Aim: All entries below need to be written out exactly, but without their pictures.

Entries from a visual dataset:

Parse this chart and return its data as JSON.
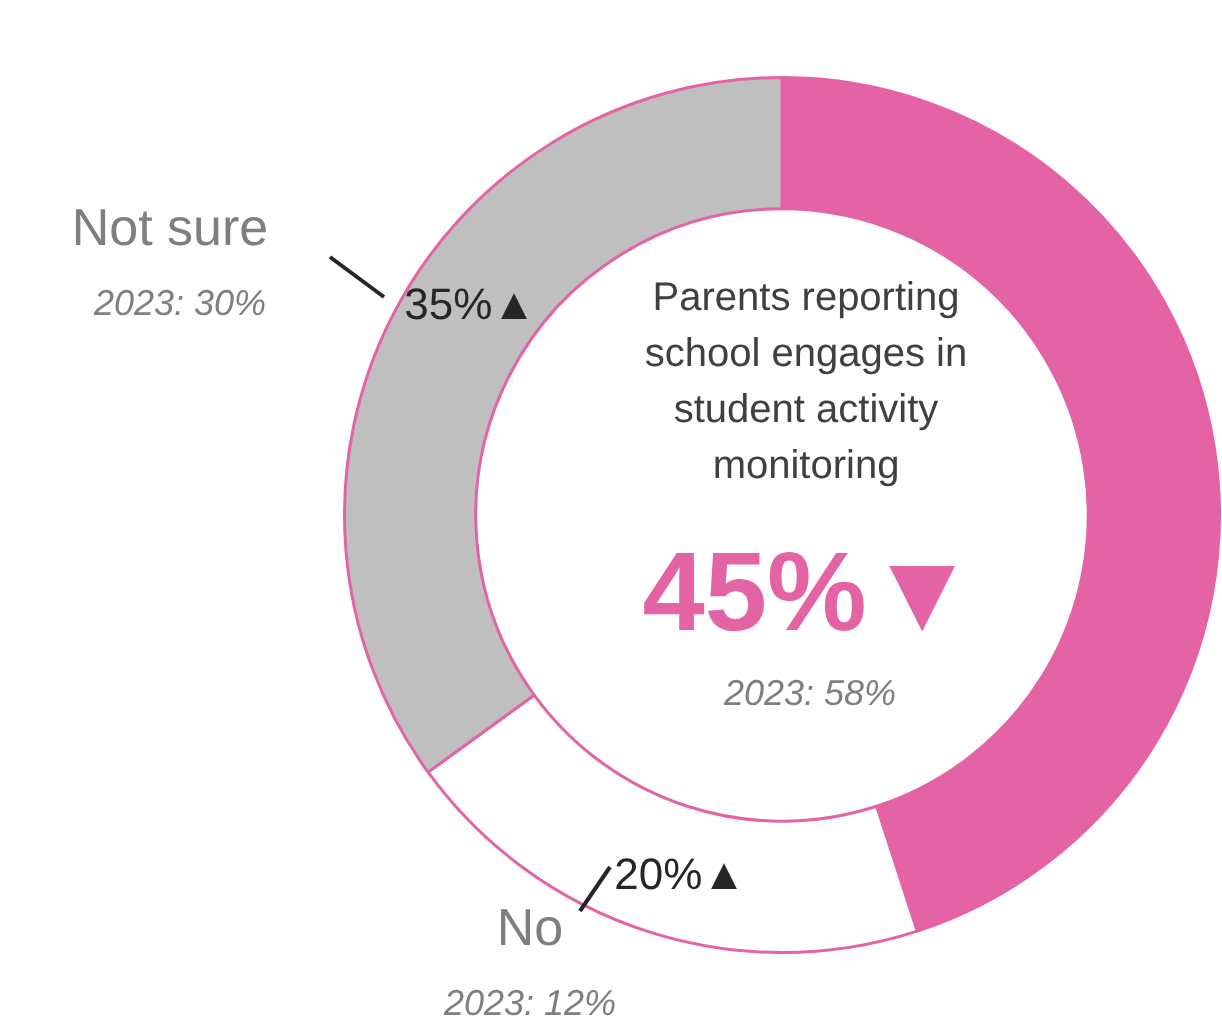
{
  "chart_data": {
    "type": "donut",
    "title": "Parents reporting school engages in student activity monitoring",
    "categories": [
      null,
      "No",
      "Not sure"
    ],
    "values": [
      45,
      20,
      35
    ],
    "colors": [
      "#e463a4",
      "#ffffff",
      "#bfbfbf"
    ],
    "value_labels": [
      "45%▼",
      "20%▲",
      "35%▲"
    ],
    "annotations": [
      "2023: 58%",
      "2023: 12%",
      "2023: 30%"
    ],
    "legend": false
  }
}
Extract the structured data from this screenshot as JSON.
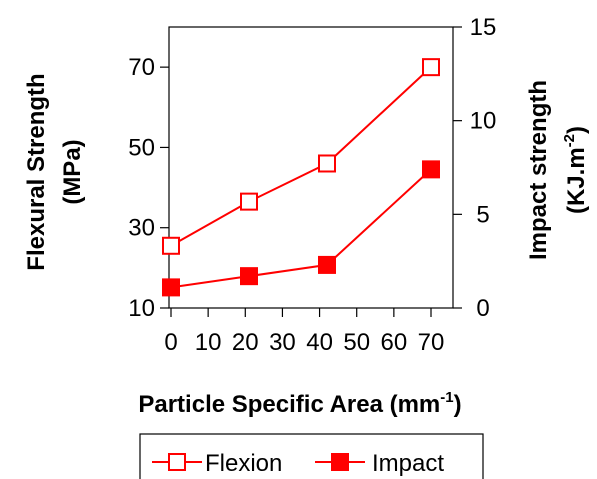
{
  "chart_data": {
    "type": "line",
    "x": [
      0,
      21,
      42,
      70
    ],
    "x_tick_labels": [
      "0",
      "10",
      "20",
      "30",
      "40",
      "50",
      "60",
      "70"
    ],
    "xlabel": {
      "main": "Particle Specific Area (mm",
      "sup": "-1",
      "end": ")"
    },
    "ylabel_left": {
      "line1": "Flexural Strength",
      "line2": "(MPa)"
    },
    "ylabel_right": {
      "line1": "Impact strength",
      "line2_main": "(KJ.m",
      "line2_sup": "-2",
      "line2_end": ")"
    },
    "ylim_left": [
      10,
      80
    ],
    "ylim_right": [
      0,
      15
    ],
    "y_left_ticks": [
      10,
      30,
      50,
      70
    ],
    "y_right_ticks": [
      0,
      5,
      10,
      15
    ],
    "grid": false,
    "legend_position": "bottom",
    "series": [
      {
        "name": "Flexion",
        "axis": "left",
        "marker": "open-square",
        "color": "#ff0000",
        "values": [
          25.5,
          36.5,
          46,
          70
        ]
      },
      {
        "name": "Impact",
        "axis": "right",
        "marker": "filled-square",
        "color": "#ff0000",
        "values": [
          1.1,
          1.7,
          2.3,
          7.4
        ]
      }
    ]
  }
}
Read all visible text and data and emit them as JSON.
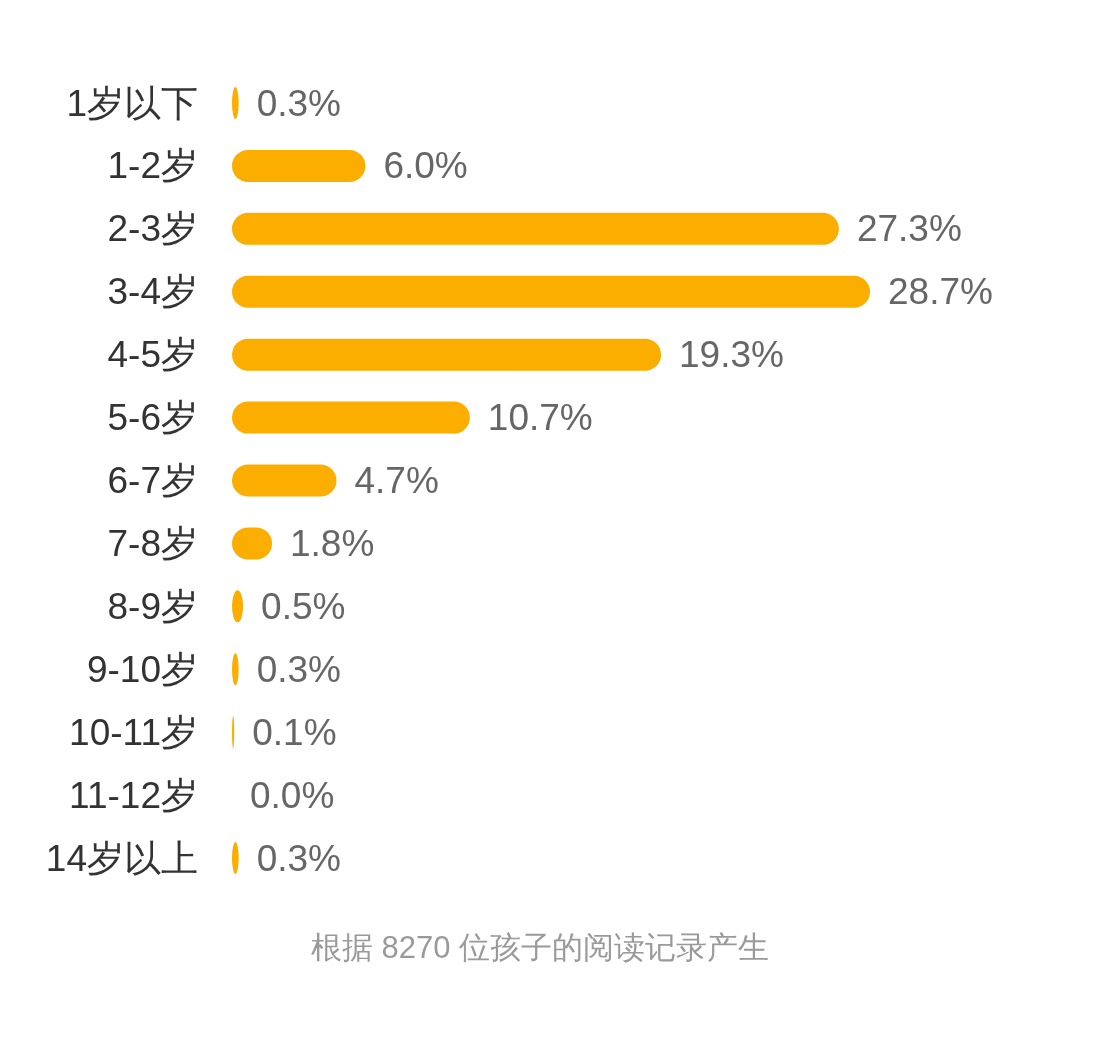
{
  "chart_data": {
    "type": "bar",
    "orientation": "horizontal",
    "categories": [
      "1岁以下",
      "1-2岁",
      "2-3岁",
      "3-4岁",
      "4-5岁",
      "5-6岁",
      "6-7岁",
      "7-8岁",
      "8-9岁",
      "9-10岁",
      "10-11岁",
      "11-12岁",
      "14岁以上"
    ],
    "values": [
      0.3,
      6.0,
      27.3,
      28.7,
      19.3,
      10.7,
      4.7,
      1.8,
      0.5,
      0.3,
      0.1,
      0.0,
      0.3
    ],
    "value_labels": [
      "0.3%",
      "6.0%",
      "27.3%",
      "28.7%",
      "19.3%",
      "10.7%",
      "4.7%",
      "1.8%",
      "0.5%",
      "0.3%",
      "0.1%",
      "0.0%",
      "0.3%"
    ],
    "color": "#fbae00",
    "annotations": [
      "根据 8270 位孩子的阅读记录产生"
    ]
  }
}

Reply:
Parse this chart and return its data as JSON.
{
  "chart_data": {
    "type": "donut",
    "title": "Parents reporting school engages in student activity monitoring",
    "categories": [
      null,
      "No",
      "Not sure"
    ],
    "values": [
      45,
      20,
      35
    ],
    "colors": [
      "#e463a4",
      "#ffffff",
      "#bfbfbf"
    ],
    "value_labels": [
      "45%▼",
      "20%▲",
      "35%▲"
    ],
    "annotations": [
      "2023: 58%",
      "2023: 12%",
      "2023: 30%"
    ],
    "legend": false
  }
}
Extract the structured data from this screenshot as JSON.
{
  "chart_data": {
    "type": "line",
    "x": [
      0,
      21,
      42,
      70
    ],
    "x_tick_labels": [
      "0",
      "10",
      "20",
      "30",
      "40",
      "50",
      "60",
      "70"
    ],
    "xlabel": {
      "main": "Particle Specific Area (mm",
      "sup": "-1",
      "end": ")"
    },
    "ylabel_left": {
      "line1": "Flexural Strength",
      "line2": "(MPa)"
    },
    "ylabel_right": {
      "line1": "Impact strength",
      "line2_main": "(KJ.m",
      "line2_sup": "-2",
      "line2_end": ")"
    },
    "ylim_left": [
      10,
      80
    ],
    "ylim_right": [
      0,
      15
    ],
    "y_left_ticks": [
      10,
      30,
      50,
      70
    ],
    "y_right_ticks": [
      0,
      5,
      10,
      15
    ],
    "grid": false,
    "legend_position": "bottom",
    "series": [
      {
        "name": "Flexion",
        "axis": "left",
        "marker": "open-square",
        "color": "#ff0000",
        "values": [
          25.5,
          36.5,
          46,
          70
        ]
      },
      {
        "name": "Impact",
        "axis": "right",
        "marker": "filled-square",
        "color": "#ff0000",
        "values": [
          1.1,
          1.7,
          2.3,
          7.4
        ]
      }
    ]
  }
}
Read all visible text and data and emit them as JSON.
{
  "chart_data": {
    "type": "bar",
    "orientation": "horizontal",
    "categories": [
      "1岁以下",
      "1-2岁",
      "2-3岁",
      "3-4岁",
      "4-5岁",
      "5-6岁",
      "6-7岁",
      "7-8岁",
      "8-9岁",
      "9-10岁",
      "10-11岁",
      "11-12岁",
      "14岁以上"
    ],
    "values": [
      0.3,
      6.0,
      27.3,
      28.7,
      19.3,
      10.7,
      4.7,
      1.8,
      0.5,
      0.3,
      0.1,
      0.0,
      0.3
    ],
    "value_labels": [
      "0.3%",
      "6.0%",
      "27.3%",
      "28.7%",
      "19.3%",
      "10.7%",
      "4.7%",
      "1.8%",
      "0.5%",
      "0.3%",
      "0.1%",
      "0.0%",
      "0.3%"
    ],
    "color": "#fbae00",
    "annotations": [
      "根据 8270 位孩子的阅读记录产生"
    ]
  }
}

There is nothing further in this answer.